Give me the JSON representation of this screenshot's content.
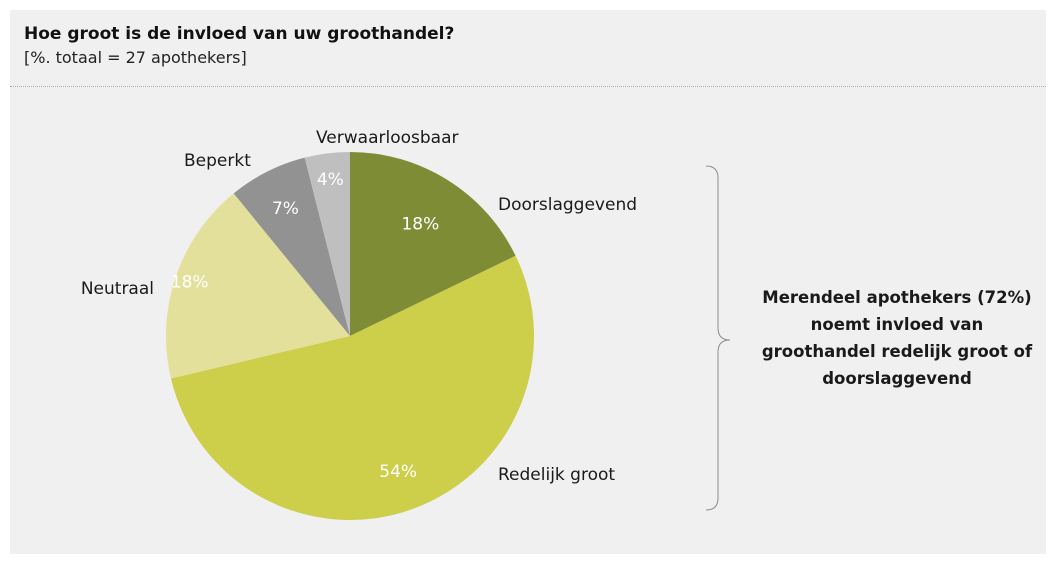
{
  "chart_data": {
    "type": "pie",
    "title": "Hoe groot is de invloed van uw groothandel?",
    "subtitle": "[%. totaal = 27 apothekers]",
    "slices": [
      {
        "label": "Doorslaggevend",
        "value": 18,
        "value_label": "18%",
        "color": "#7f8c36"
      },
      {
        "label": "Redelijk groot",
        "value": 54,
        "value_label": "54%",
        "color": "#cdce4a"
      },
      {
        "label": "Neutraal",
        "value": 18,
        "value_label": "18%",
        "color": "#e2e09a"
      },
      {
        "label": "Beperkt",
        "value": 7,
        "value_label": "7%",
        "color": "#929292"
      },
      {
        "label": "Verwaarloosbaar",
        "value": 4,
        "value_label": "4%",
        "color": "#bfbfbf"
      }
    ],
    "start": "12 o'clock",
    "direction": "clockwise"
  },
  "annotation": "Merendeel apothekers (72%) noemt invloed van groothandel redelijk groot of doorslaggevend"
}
+ + + +
Aim of the exercise: Retype the listing exactly. Pictures do not belong in the copy.

Solved problem:
Give me the JSON representation of this screenshot's content.
{
  "chart_data": {
    "type": "pie",
    "title": "Hoe groot is de invloed van uw groothandel?",
    "subtitle": "[%. totaal = 27 apothekers]",
    "slices": [
      {
        "label": "Doorslaggevend",
        "value": 18,
        "value_label": "18%",
        "color": "#7f8c36"
      },
      {
        "label": "Redelijk groot",
        "value": 54,
        "value_label": "54%",
        "color": "#cdce4a"
      },
      {
        "label": "Neutraal",
        "value": 18,
        "value_label": "18%",
        "color": "#e2e09a"
      },
      {
        "label": "Beperkt",
        "value": 7,
        "value_label": "7%",
        "color": "#929292"
      },
      {
        "label": "Verwaarloosbaar",
        "value": 4,
        "value_label": "4%",
        "color": "#bfbfbf"
      }
    ],
    "start": "12 o'clock",
    "direction": "clockwise"
  },
  "annotation": "Merendeel apothekers (72%) noemt invloed van groothandel redelijk groot of doorslaggevend"
}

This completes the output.